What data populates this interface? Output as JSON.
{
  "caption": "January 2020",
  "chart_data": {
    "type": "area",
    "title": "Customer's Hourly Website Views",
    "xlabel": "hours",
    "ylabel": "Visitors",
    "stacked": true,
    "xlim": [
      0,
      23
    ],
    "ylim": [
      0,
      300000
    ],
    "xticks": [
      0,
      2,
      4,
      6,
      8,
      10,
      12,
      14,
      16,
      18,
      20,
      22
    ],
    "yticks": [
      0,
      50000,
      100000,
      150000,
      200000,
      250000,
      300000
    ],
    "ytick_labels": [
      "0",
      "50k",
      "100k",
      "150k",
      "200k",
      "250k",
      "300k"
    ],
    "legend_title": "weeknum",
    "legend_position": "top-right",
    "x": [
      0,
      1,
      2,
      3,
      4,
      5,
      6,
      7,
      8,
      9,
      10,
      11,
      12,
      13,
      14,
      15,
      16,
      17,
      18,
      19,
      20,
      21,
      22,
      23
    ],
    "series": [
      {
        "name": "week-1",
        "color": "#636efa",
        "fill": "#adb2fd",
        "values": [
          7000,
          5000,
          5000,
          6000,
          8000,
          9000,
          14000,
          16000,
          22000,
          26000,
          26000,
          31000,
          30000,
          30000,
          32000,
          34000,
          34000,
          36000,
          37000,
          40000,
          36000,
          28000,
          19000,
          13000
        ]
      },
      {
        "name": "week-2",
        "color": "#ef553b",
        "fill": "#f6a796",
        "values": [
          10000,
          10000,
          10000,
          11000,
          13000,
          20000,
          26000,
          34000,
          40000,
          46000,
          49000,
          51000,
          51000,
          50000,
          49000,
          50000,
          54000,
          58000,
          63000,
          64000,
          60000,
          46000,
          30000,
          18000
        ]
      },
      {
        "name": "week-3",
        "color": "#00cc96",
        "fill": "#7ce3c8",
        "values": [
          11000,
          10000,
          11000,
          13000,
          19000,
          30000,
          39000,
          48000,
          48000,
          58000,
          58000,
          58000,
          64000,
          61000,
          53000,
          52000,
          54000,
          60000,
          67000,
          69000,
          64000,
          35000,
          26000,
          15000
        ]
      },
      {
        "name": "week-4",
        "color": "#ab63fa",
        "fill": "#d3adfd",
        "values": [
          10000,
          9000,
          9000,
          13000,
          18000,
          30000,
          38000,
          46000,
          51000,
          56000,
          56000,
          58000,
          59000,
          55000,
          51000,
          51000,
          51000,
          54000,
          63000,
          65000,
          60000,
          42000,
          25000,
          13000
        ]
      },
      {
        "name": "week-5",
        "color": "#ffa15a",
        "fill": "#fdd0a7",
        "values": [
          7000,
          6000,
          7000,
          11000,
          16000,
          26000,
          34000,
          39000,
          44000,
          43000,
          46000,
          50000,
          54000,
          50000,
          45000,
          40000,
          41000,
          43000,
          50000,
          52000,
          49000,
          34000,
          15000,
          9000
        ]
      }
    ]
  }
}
● ● ● ● ●
What you are asked to do
Output the whole listing above again, word for word.

Answer to the problem
What data populates this interface? Output as JSON.
{
  "caption": "January 2020",
  "chart_data": {
    "type": "area",
    "title": "Customer's Hourly Website Views",
    "xlabel": "hours",
    "ylabel": "Visitors",
    "stacked": true,
    "xlim": [
      0,
      23
    ],
    "ylim": [
      0,
      300000
    ],
    "xticks": [
      0,
      2,
      4,
      6,
      8,
      10,
      12,
      14,
      16,
      18,
      20,
      22
    ],
    "yticks": [
      0,
      50000,
      100000,
      150000,
      200000,
      250000,
      300000
    ],
    "ytick_labels": [
      "0",
      "50k",
      "100k",
      "150k",
      "200k",
      "250k",
      "300k"
    ],
    "legend_title": "weeknum",
    "legend_position": "top-right",
    "x": [
      0,
      1,
      2,
      3,
      4,
      5,
      6,
      7,
      8,
      9,
      10,
      11,
      12,
      13,
      14,
      15,
      16,
      17,
      18,
      19,
      20,
      21,
      22,
      23
    ],
    "series": [
      {
        "name": "week-1",
        "color": "#636efa",
        "fill": "#adb2fd",
        "values": [
          7000,
          5000,
          5000,
          6000,
          8000,
          9000,
          14000,
          16000,
          22000,
          26000,
          26000,
          31000,
          30000,
          30000,
          32000,
          34000,
          34000,
          36000,
          37000,
          40000,
          36000,
          28000,
          19000,
          13000
        ]
      },
      {
        "name": "week-2",
        "color": "#ef553b",
        "fill": "#f6a796",
        "values": [
          10000,
          10000,
          10000,
          11000,
          13000,
          20000,
          26000,
          34000,
          40000,
          46000,
          49000,
          51000,
          51000,
          50000,
          49000,
          50000,
          54000,
          58000,
          63000,
          64000,
          60000,
          46000,
          30000,
          18000
        ]
      },
      {
        "name": "week-3",
        "color": "#00cc96",
        "fill": "#7ce3c8",
        "values": [
          11000,
          10000,
          11000,
          13000,
          19000,
          30000,
          39000,
          48000,
          48000,
          58000,
          58000,
          58000,
          64000,
          61000,
          53000,
          52000,
          54000,
          60000,
          67000,
          69000,
          64000,
          35000,
          26000,
          15000
        ]
      },
      {
        "name": "week-4",
        "color": "#ab63fa",
        "fill": "#d3adfd",
        "values": [
          10000,
          9000,
          9000,
          13000,
          18000,
          30000,
          38000,
          46000,
          51000,
          56000,
          56000,
          58000,
          59000,
          55000,
          51000,
          51000,
          51000,
          54000,
          63000,
          65000,
          60000,
          42000,
          25000,
          13000
        ]
      },
      {
        "name": "week-5",
        "color": "#ffa15a",
        "fill": "#fdd0a7",
        "values": [
          7000,
          6000,
          7000,
          11000,
          16000,
          26000,
          34000,
          39000,
          44000,
          43000,
          46000,
          50000,
          54000,
          50000,
          45000,
          40000,
          41000,
          43000,
          50000,
          52000,
          49000,
          34000,
          15000,
          9000
        ]
      }
    ]
  }
}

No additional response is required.